YOUR OBJECTIVE
Count every line that has the word "青岛银行" in it; give no more than the number.

──────────

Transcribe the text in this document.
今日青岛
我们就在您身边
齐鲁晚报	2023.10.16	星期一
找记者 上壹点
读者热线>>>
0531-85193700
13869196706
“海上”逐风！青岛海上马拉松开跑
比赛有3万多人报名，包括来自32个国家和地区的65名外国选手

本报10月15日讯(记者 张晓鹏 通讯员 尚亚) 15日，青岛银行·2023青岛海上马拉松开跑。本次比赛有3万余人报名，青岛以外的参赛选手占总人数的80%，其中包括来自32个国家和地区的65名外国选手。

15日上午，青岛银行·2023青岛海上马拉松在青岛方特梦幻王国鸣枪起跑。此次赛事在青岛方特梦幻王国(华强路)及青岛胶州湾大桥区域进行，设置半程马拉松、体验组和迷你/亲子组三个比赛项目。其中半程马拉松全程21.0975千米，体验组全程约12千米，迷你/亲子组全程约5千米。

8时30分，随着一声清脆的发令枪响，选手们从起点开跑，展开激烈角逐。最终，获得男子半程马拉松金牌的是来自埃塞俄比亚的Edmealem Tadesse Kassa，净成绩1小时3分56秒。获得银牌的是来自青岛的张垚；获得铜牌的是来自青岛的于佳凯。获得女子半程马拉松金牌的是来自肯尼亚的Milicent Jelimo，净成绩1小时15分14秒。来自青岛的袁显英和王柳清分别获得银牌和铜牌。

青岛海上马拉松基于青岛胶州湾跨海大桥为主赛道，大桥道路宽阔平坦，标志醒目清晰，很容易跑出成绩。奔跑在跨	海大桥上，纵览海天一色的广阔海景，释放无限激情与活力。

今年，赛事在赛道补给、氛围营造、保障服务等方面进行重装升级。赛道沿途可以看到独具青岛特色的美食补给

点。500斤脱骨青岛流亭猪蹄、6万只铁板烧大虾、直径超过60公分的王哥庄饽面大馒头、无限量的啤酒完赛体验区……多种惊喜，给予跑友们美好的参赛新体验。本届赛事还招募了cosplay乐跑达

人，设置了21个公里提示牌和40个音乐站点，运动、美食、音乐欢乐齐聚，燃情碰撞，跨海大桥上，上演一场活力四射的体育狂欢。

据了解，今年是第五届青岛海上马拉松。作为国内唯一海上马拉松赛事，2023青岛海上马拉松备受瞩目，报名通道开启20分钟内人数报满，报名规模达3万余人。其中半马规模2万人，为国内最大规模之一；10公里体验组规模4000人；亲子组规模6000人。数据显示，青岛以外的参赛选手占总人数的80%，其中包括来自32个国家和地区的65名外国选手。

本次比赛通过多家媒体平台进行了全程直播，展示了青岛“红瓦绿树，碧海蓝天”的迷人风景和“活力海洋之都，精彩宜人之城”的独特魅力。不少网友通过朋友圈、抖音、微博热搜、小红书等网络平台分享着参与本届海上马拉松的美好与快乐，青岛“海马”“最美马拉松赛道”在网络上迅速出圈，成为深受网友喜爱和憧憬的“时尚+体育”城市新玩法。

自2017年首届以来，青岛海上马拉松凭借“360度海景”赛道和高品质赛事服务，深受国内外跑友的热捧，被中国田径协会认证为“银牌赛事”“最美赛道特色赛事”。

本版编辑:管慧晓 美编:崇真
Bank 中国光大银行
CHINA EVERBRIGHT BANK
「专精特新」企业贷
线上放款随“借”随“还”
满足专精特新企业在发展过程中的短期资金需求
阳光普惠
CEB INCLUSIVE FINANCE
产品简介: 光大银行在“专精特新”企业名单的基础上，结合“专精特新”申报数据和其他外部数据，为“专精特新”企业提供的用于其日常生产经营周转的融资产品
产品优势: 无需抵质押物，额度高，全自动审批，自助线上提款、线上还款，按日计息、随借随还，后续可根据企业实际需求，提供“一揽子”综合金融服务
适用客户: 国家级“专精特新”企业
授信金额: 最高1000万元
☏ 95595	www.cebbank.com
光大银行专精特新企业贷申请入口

──────────

ANSWER FOR THIS EXERCISE
2